* begin RECORDS FOR THE EXERCISE *

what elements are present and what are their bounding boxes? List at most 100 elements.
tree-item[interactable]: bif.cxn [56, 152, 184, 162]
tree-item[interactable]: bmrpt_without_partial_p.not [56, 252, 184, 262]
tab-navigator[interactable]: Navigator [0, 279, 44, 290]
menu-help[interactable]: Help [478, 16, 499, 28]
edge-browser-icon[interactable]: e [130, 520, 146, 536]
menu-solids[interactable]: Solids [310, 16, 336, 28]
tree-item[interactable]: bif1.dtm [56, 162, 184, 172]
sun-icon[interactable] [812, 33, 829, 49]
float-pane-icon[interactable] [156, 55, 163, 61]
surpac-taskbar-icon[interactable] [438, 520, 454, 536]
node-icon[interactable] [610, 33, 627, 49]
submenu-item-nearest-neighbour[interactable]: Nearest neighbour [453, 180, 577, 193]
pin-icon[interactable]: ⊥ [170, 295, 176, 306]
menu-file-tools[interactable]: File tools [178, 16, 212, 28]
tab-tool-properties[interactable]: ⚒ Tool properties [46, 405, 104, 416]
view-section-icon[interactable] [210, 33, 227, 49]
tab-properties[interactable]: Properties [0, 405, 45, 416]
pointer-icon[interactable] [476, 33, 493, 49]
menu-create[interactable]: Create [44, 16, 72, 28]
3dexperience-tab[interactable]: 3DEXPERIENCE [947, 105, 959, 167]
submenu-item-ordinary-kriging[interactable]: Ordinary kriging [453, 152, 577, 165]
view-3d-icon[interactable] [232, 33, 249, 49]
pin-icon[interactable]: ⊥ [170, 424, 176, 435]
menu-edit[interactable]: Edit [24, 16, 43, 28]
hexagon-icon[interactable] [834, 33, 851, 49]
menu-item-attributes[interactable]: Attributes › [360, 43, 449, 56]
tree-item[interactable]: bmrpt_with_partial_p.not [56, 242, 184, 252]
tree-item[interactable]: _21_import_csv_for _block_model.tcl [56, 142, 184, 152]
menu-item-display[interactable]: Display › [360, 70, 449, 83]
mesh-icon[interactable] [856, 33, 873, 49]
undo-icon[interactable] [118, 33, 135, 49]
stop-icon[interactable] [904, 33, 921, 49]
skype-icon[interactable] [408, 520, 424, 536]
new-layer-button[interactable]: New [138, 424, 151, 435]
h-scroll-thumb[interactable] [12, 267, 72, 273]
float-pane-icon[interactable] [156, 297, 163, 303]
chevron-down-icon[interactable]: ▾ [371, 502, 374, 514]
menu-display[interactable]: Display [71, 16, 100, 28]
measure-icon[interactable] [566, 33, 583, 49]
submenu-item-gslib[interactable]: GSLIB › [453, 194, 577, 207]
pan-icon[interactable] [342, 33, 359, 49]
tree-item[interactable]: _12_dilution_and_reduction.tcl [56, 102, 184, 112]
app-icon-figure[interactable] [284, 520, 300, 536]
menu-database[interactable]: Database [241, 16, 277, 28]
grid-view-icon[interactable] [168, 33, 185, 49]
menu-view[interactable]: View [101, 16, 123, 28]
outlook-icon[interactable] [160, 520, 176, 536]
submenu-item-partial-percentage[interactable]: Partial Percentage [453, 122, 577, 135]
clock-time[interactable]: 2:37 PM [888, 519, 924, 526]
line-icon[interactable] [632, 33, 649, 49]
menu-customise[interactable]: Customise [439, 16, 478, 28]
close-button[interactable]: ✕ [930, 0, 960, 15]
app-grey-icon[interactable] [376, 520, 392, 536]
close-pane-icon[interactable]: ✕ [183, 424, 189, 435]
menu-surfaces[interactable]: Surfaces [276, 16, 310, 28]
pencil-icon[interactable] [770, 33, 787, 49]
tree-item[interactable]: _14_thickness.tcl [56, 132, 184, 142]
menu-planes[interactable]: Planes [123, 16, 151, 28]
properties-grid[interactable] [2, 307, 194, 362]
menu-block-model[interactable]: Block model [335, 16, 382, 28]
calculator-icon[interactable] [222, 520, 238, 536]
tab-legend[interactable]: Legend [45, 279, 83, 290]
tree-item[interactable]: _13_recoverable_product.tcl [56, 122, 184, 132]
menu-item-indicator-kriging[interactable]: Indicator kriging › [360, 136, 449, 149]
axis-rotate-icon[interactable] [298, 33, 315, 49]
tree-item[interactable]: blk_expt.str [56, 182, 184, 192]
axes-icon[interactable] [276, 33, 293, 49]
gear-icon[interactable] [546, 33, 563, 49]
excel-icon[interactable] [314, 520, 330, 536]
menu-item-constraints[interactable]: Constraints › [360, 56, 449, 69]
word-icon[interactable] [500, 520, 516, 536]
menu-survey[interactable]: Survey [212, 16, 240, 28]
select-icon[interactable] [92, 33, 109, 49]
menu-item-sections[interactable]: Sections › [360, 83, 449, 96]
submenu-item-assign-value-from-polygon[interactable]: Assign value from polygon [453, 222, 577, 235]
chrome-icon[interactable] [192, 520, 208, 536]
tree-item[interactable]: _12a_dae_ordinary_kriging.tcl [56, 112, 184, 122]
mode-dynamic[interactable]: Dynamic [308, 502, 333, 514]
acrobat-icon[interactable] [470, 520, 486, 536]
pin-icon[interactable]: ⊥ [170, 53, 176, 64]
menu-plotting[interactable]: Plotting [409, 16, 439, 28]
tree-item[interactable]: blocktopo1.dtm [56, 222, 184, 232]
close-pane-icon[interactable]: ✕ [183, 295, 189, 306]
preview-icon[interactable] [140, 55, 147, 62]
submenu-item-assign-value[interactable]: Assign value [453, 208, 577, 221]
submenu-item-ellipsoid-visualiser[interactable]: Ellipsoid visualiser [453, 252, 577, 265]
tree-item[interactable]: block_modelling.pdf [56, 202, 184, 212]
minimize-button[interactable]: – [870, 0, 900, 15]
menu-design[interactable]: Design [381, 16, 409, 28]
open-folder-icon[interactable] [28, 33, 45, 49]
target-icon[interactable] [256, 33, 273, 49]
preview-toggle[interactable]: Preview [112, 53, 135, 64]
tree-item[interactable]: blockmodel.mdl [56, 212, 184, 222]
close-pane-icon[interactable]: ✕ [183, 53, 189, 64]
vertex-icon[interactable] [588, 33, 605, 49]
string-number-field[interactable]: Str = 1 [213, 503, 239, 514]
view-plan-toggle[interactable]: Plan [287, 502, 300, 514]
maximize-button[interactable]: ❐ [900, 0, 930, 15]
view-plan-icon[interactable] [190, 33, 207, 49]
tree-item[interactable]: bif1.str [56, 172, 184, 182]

* end RECORDS FOR THE EXERCISE *

**YOUR INSTRUCTIONS:** Please reproduce every row above word for word, changing and omitting nothing.

**SOLVED PROBLEM:**
what elements are present and what are their bounding boxes? List at most 100 elements.
tree-item[interactable]: bif.cxn [56, 152, 184, 162]
tree-item[interactable]: bmrpt_without_partial_p.not [56, 252, 184, 262]
tab-navigator[interactable]: Navigator [0, 279, 44, 290]
menu-help[interactable]: Help [478, 16, 499, 28]
edge-browser-icon[interactable]: e [130, 520, 146, 536]
menu-solids[interactable]: Solids [310, 16, 336, 28]
tree-item[interactable]: bif1.dtm [56, 162, 184, 172]
sun-icon[interactable] [812, 33, 829, 49]
float-pane-icon[interactable] [156, 55, 163, 61]
surpac-taskbar-icon[interactable] [438, 520, 454, 536]
node-icon[interactable] [610, 33, 627, 49]
submenu-item-nearest-neighbour[interactable]: Nearest neighbour [453, 180, 577, 193]
pin-icon[interactable]: ⊥ [170, 295, 176, 306]
menu-file-tools[interactable]: File tools [178, 16, 212, 28]
tab-tool-properties[interactable]: ⚒ Tool properties [46, 405, 104, 416]
view-section-icon[interactable] [210, 33, 227, 49]
tab-properties[interactable]: Properties [0, 405, 45, 416]
pointer-icon[interactable] [476, 33, 493, 49]
menu-create[interactable]: Create [44, 16, 72, 28]
3dexperience-tab[interactable]: 3DEXPERIENCE [947, 105, 959, 167]
submenu-item-ordinary-kriging[interactable]: Ordinary kriging [453, 152, 577, 165]
view-3d-icon[interactable] [232, 33, 249, 49]
pin-icon[interactable]: ⊥ [170, 424, 176, 435]
menu-edit[interactable]: Edit [24, 16, 43, 28]
hexagon-icon[interactable] [834, 33, 851, 49]
menu-item-attributes[interactable]: Attributes › [360, 43, 449, 56]
tree-item[interactable]: bmrpt_with_partial_p.not [56, 242, 184, 252]
tree-item[interactable]: _21_import_csv_for _block_model.tcl [56, 142, 184, 152]
menu-item-display[interactable]: Display › [360, 70, 449, 83]
mesh-icon[interactable] [856, 33, 873, 49]
undo-icon[interactable] [118, 33, 135, 49]
stop-icon[interactable] [904, 33, 921, 49]
skype-icon[interactable] [408, 520, 424, 536]
new-layer-button[interactable]: New [138, 424, 151, 435]
h-scroll-thumb[interactable] [12, 267, 72, 273]
float-pane-icon[interactable] [156, 297, 163, 303]
chevron-down-icon[interactable]: ▾ [371, 502, 374, 514]
menu-display[interactable]: Display [71, 16, 100, 28]
measure-icon[interactable] [566, 33, 583, 49]
submenu-item-gslib[interactable]: GSLIB › [453, 194, 577, 207]
pan-icon[interactable] [342, 33, 359, 49]
tree-item[interactable]: _12_dilution_and_reduction.tcl [56, 102, 184, 112]
app-icon-figure[interactable] [284, 520, 300, 536]
menu-database[interactable]: Database [241, 16, 277, 28]
grid-view-icon[interactable] [168, 33, 185, 49]
menu-view[interactable]: View [101, 16, 123, 28]
outlook-icon[interactable] [160, 520, 176, 536]
submenu-item-partial-percentage[interactable]: Partial Percentage [453, 122, 577, 135]
clock-time[interactable]: 2:37 PM [888, 519, 924, 526]
line-icon[interactable] [632, 33, 649, 49]
menu-customise[interactable]: Customise [439, 16, 478, 28]
close-button[interactable]: ✕ [930, 0, 960, 15]
app-grey-icon[interactable] [376, 520, 392, 536]
close-pane-icon[interactable]: ✕ [183, 424, 189, 435]
menu-surfaces[interactable]: Surfaces [276, 16, 310, 28]
pencil-icon[interactable] [770, 33, 787, 49]
tree-item[interactable]: _14_thickness.tcl [56, 132, 184, 142]
menu-planes[interactable]: Planes [123, 16, 151, 28]
properties-grid[interactable] [2, 307, 194, 362]
menu-block-model[interactable]: Block model [335, 16, 382, 28]
calculator-icon[interactable] [222, 520, 238, 536]
tab-legend[interactable]: Legend [45, 279, 83, 290]
tree-item[interactable]: _13_recoverable_product.tcl [56, 122, 184, 132]
menu-item-indicator-kriging[interactable]: Indicator kriging › [360, 136, 449, 149]
axis-rotate-icon[interactable] [298, 33, 315, 49]
tree-item[interactable]: blk_expt.str [56, 182, 184, 192]
axes-icon[interactable] [276, 33, 293, 49]
gear-icon[interactable] [546, 33, 563, 49]
excel-icon[interactable] [314, 520, 330, 536]
menu-item-constraints[interactable]: Constraints › [360, 56, 449, 69]
word-icon[interactable] [500, 520, 516, 536]
menu-survey[interactable]: Survey [212, 16, 240, 28]
select-icon[interactable] [92, 33, 109, 49]
menu-item-sections[interactable]: Sections › [360, 83, 449, 96]
submenu-item-assign-value-from-polygon[interactable]: Assign value from polygon [453, 222, 577, 235]
chrome-icon[interactable] [192, 520, 208, 536]
tree-item[interactable]: _12a_dae_ordinary_kriging.tcl [56, 112, 184, 122]
mode-dynamic[interactable]: Dynamic [308, 502, 333, 514]
acrobat-icon[interactable] [470, 520, 486, 536]
pin-icon[interactable]: ⊥ [170, 53, 176, 64]
menu-plotting[interactable]: Plotting [409, 16, 439, 28]
tree-item[interactable]: blocktopo1.dtm [56, 222, 184, 232]
close-pane-icon[interactable]: ✕ [183, 295, 189, 306]
preview-icon[interactable] [140, 55, 147, 62]
submenu-item-assign-value[interactable]: Assign value [453, 208, 577, 221]
submenu-item-ellipsoid-visualiser[interactable]: Ellipsoid visualiser [453, 252, 577, 265]
tree-item[interactable]: block_modelling.pdf [56, 202, 184, 212]
minimize-button[interactable]: – [870, 0, 900, 15]
menu-design[interactable]: Design [381, 16, 409, 28]
open-folder-icon[interactable] [28, 33, 45, 49]
target-icon[interactable] [256, 33, 273, 49]
preview-toggle[interactable]: Preview [112, 53, 135, 64]
tree-item[interactable]: blockmodel.mdl [56, 212, 184, 222]
close-pane-icon[interactable]: ✕ [183, 53, 189, 64]
vertex-icon[interactable] [588, 33, 605, 49]
string-number-field[interactable]: Str = 1 [213, 503, 239, 514]
view-plan-toggle[interactable]: Plan [287, 502, 300, 514]
maximize-button[interactable]: ❐ [900, 0, 930, 15]
view-plan-icon[interactable] [190, 33, 207, 49]
tree-item[interactable]: bif1.str [56, 172, 184, 182]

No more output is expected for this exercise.